## What you will do
Search the material below for the string "Jahr" and list each line that holds it.

## Supplied information
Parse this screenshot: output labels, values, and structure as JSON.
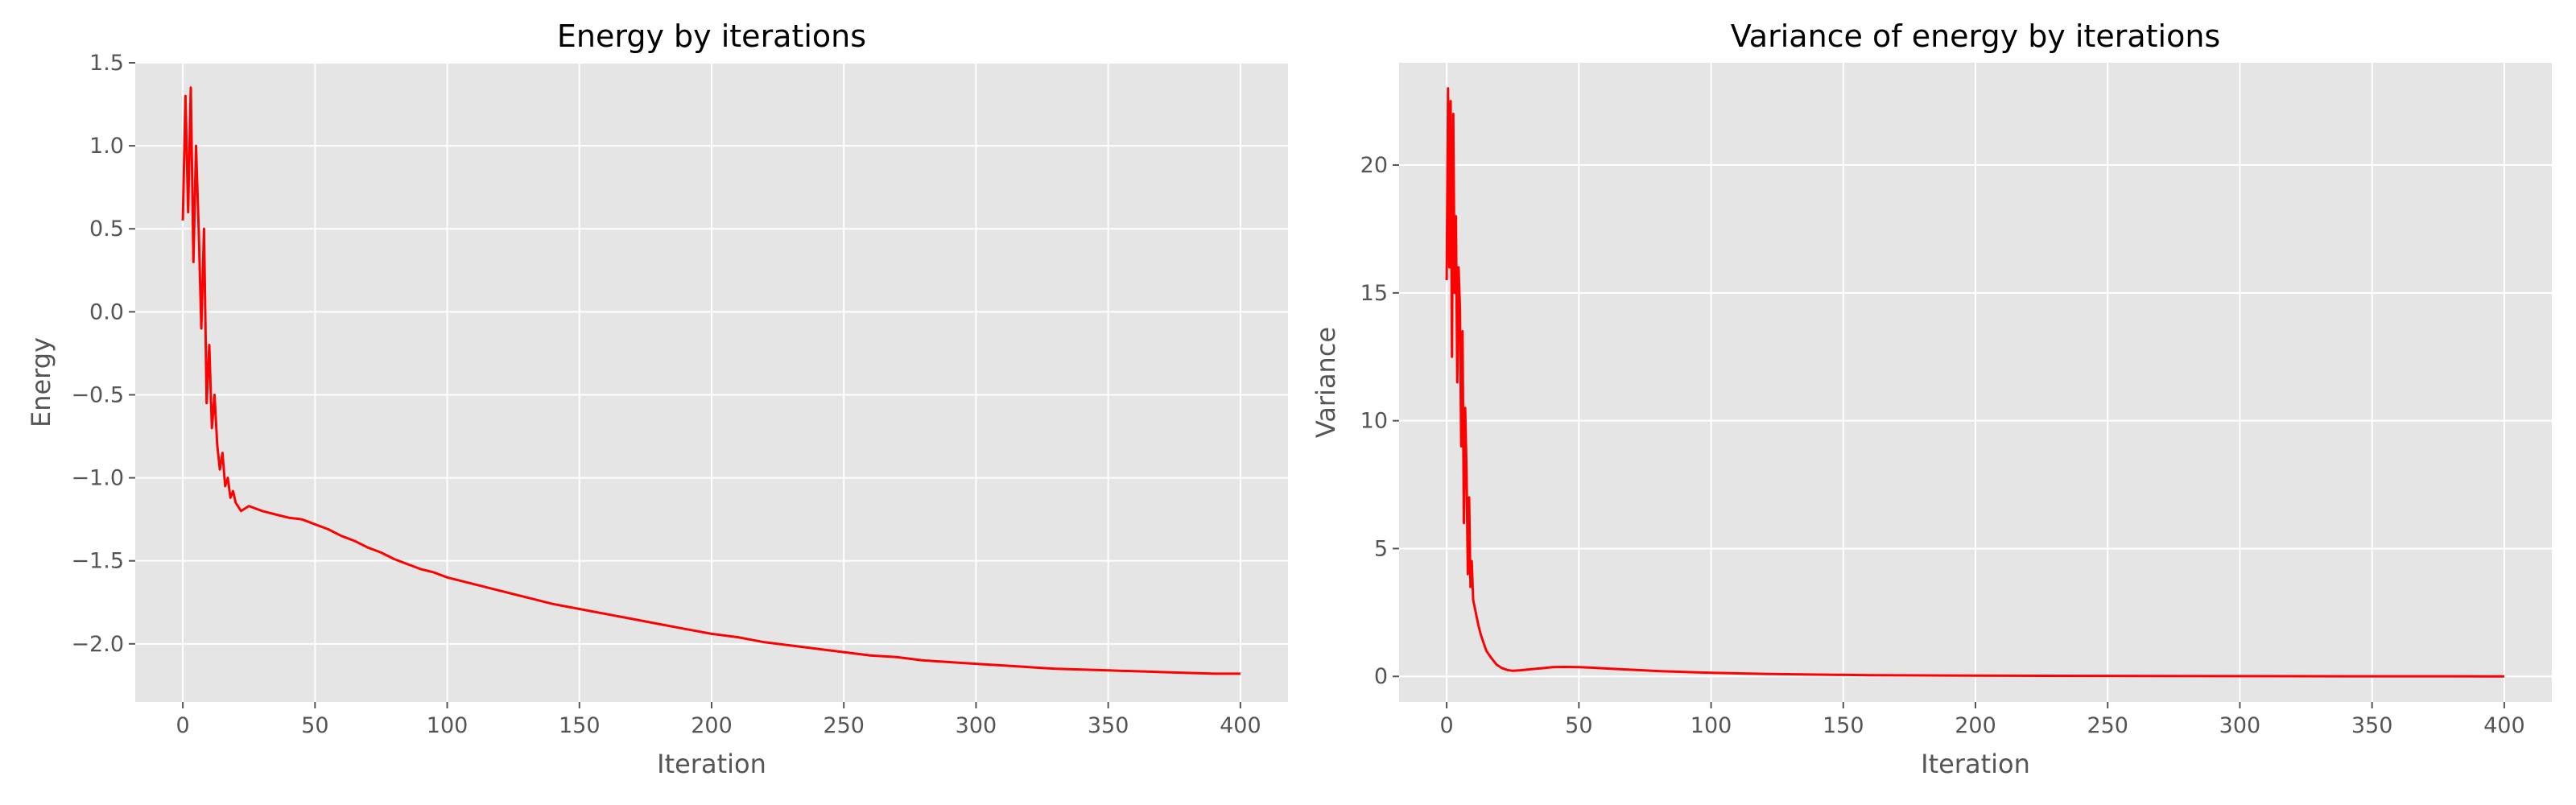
{
  "colors": {
    "background": "#ffffff",
    "plot_background": "#e5e5e5",
    "grid": "#ffffff",
    "tick_text": "#555555",
    "series": "#ff0000"
  },
  "chart_data": [
    {
      "type": "line",
      "title": "Energy by iterations",
      "xlabel": "Iteration",
      "ylabel": "Energy",
      "xlim": [
        -18,
        418
      ],
      "ylim": [
        -2.35,
        1.5
      ],
      "xticks": [
        0,
        50,
        100,
        150,
        200,
        250,
        300,
        350,
        400
      ],
      "xtick_labels": [
        "0",
        "50",
        "100",
        "150",
        "200",
        "250",
        "300",
        "350",
        "400"
      ],
      "yticks": [
        -2.0,
        -1.5,
        -1.0,
        -0.5,
        0.0,
        0.5,
        1.0,
        1.5
      ],
      "ytick_labels": [
        "−2.0",
        "−1.5",
        "−1.0",
        "−0.5",
        "0.0",
        "0.5",
        "1.0",
        "1.5"
      ],
      "grid": true,
      "series": [
        {
          "color": "#ff0000",
          "x": [
            0,
            1,
            2,
            3,
            4,
            5,
            6,
            7,
            8,
            9,
            10,
            11,
            12,
            13,
            14,
            15,
            16,
            17,
            18,
            19,
            20,
            22,
            25,
            30,
            35,
            40,
            45,
            50,
            55,
            60,
            65,
            70,
            75,
            80,
            85,
            90,
            95,
            100,
            110,
            120,
            130,
            140,
            150,
            160,
            170,
            180,
            190,
            200,
            210,
            220,
            230,
            240,
            250,
            260,
            270,
            280,
            290,
            300,
            310,
            320,
            330,
            340,
            350,
            360,
            370,
            380,
            390,
            400
          ],
          "y": [
            0.55,
            1.3,
            0.6,
            1.35,
            0.3,
            1.0,
            0.5,
            -0.1,
            0.5,
            -0.55,
            -0.2,
            -0.7,
            -0.5,
            -0.8,
            -0.95,
            -0.85,
            -1.05,
            -1.0,
            -1.12,
            -1.08,
            -1.15,
            -1.2,
            -1.17,
            -1.2,
            -1.22,
            -1.24,
            -1.25,
            -1.28,
            -1.31,
            -1.35,
            -1.38,
            -1.42,
            -1.45,
            -1.49,
            -1.52,
            -1.55,
            -1.57,
            -1.6,
            -1.64,
            -1.68,
            -1.72,
            -1.76,
            -1.79,
            -1.82,
            -1.85,
            -1.88,
            -1.91,
            -1.94,
            -1.96,
            -1.99,
            -2.01,
            -2.03,
            -2.05,
            -2.07,
            -2.08,
            -2.1,
            -2.11,
            -2.12,
            -2.13,
            -2.14,
            -2.15,
            -2.155,
            -2.16,
            -2.165,
            -2.17,
            -2.175,
            -2.18,
            -2.18
          ]
        }
      ]
    },
    {
      "type": "line",
      "title": "Variance of energy by iterations",
      "xlabel": "Iteration",
      "ylabel": "Variance",
      "xlim": [
        -18,
        418
      ],
      "ylim": [
        -1.0,
        24.0
      ],
      "xticks": [
        0,
        50,
        100,
        150,
        200,
        250,
        300,
        350,
        400
      ],
      "xtick_labels": [
        "0",
        "50",
        "100",
        "150",
        "200",
        "250",
        "300",
        "350",
        "400"
      ],
      "yticks": [
        0,
        5,
        10,
        15,
        20
      ],
      "ytick_labels": [
        "0",
        "5",
        "10",
        "15",
        "20"
      ],
      "grid": true,
      "series": [
        {
          "color": "#ff0000",
          "x": [
            0,
            0.5,
            1,
            1.5,
            2,
            2.5,
            3,
            3.5,
            4,
            4.5,
            5,
            5.5,
            6,
            6.5,
            7,
            7.5,
            8,
            8.5,
            9,
            9.5,
            10,
            11,
            12,
            13,
            14,
            15,
            17,
            19,
            21,
            23,
            25,
            28,
            32,
            36,
            40,
            45,
            50,
            55,
            60,
            70,
            80,
            90,
            100,
            120,
            140,
            160,
            180,
            200,
            250,
            300,
            350,
            400
          ],
          "y": [
            15.5,
            23.0,
            16.0,
            22.5,
            12.5,
            22.0,
            15.0,
            18.0,
            11.5,
            16.0,
            14.5,
            9.0,
            13.5,
            6.0,
            10.5,
            8.0,
            4.0,
            7.0,
            3.5,
            4.5,
            3.0,
            2.5,
            2.0,
            1.6,
            1.3,
            1.0,
            0.7,
            0.45,
            0.32,
            0.25,
            0.22,
            0.24,
            0.28,
            0.32,
            0.36,
            0.37,
            0.36,
            0.34,
            0.31,
            0.26,
            0.21,
            0.17,
            0.14,
            0.1,
            0.07,
            0.05,
            0.04,
            0.03,
            0.02,
            0.01,
            0.005,
            0.0
          ]
        }
      ]
    }
  ]
}
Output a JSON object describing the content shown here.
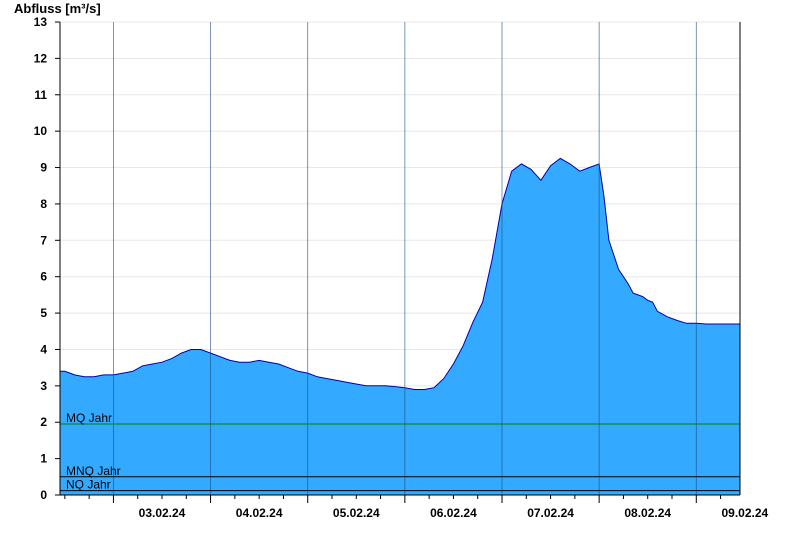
{
  "chart_data": {
    "type": "area",
    "ylabel": "Abfluss [m³/s]",
    "ylim": [
      0,
      13
    ],
    "yticks": [
      0,
      1,
      2,
      3,
      4,
      5,
      6,
      7,
      8,
      9,
      10,
      11,
      12,
      13
    ],
    "xlim_days": [
      2.45,
      9.45
    ],
    "day_dividers": [
      3,
      4,
      5,
      6,
      7,
      8,
      9
    ],
    "xticks": [
      {
        "label": "03.02.24",
        "day": 3.5
      },
      {
        "label": "04.02.24",
        "day": 4.5
      },
      {
        "label": "05.02.24",
        "day": 5.5
      },
      {
        "label": "06.02.24",
        "day": 6.5
      },
      {
        "label": "07.02.24",
        "day": 7.5
      },
      {
        "label": "08.02.24",
        "day": 8.5
      },
      {
        "label": "09.02.24",
        "day": 9.5
      }
    ],
    "fill_color": "#33aaff",
    "line_color": "#0000aa",
    "grid": true,
    "series": [
      {
        "x": [
          2.45,
          2.5,
          2.6,
          2.7,
          2.8,
          2.9,
          3.0,
          3.1,
          3.2,
          3.3,
          3.4,
          3.5,
          3.6,
          3.7,
          3.8,
          3.9,
          4.0,
          4.1,
          4.15,
          4.2,
          4.3,
          4.4,
          4.5,
          4.6,
          4.7,
          4.8,
          4.9,
          5.0,
          5.1,
          5.2,
          5.3,
          5.4,
          5.5,
          5.6,
          5.7,
          5.8,
          5.9,
          6.0,
          6.1,
          6.2,
          6.3,
          6.4,
          6.5,
          6.6,
          6.7,
          6.8,
          6.9,
          7.0,
          7.1,
          7.2,
          7.3,
          7.4,
          7.5,
          7.6,
          7.7,
          7.8,
          7.9,
          8.0,
          8.05,
          8.1,
          8.2,
          8.3,
          8.35,
          8.4,
          8.45,
          8.5,
          8.55,
          8.6,
          8.7,
          8.8,
          8.9,
          9.0,
          9.1,
          9.2,
          9.3,
          9.4,
          9.45
        ],
        "values": [
          3.4,
          3.4,
          3.3,
          3.25,
          3.25,
          3.3,
          3.3,
          3.35,
          3.4,
          3.55,
          3.6,
          3.65,
          3.75,
          3.9,
          4.0,
          4.0,
          3.9,
          3.8,
          3.75,
          3.7,
          3.65,
          3.65,
          3.7,
          3.65,
          3.6,
          3.5,
          3.4,
          3.35,
          3.25,
          3.2,
          3.15,
          3.1,
          3.05,
          3.0,
          3.0,
          3.0,
          2.98,
          2.95,
          2.9,
          2.9,
          2.95,
          3.2,
          3.6,
          4.1,
          4.75,
          5.3,
          6.5,
          8.0,
          8.9,
          9.1,
          8.95,
          8.65,
          9.05,
          9.25,
          9.1,
          8.9,
          9.0,
          9.1,
          8.2,
          7.0,
          6.2,
          5.8,
          5.55,
          5.5,
          5.45,
          5.35,
          5.3,
          5.05,
          4.9,
          4.8,
          4.72,
          4.72,
          4.7,
          4.7,
          4.7,
          4.7,
          4.7
        ]
      }
    ],
    "reference_lines": [
      {
        "label": "MQ Jahr",
        "value": 1.95,
        "color": "#008000"
      },
      {
        "label": "MNQ Jahr",
        "value": 0.5,
        "color": "#000000"
      },
      {
        "label": "NQ Jahr",
        "value": 0.12,
        "color": "#000000"
      }
    ]
  }
}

## Solution for this exercise
        "label": "MQ Jahr",
        "label": "MNQ Jahr",
        "label": "NQ Jahr",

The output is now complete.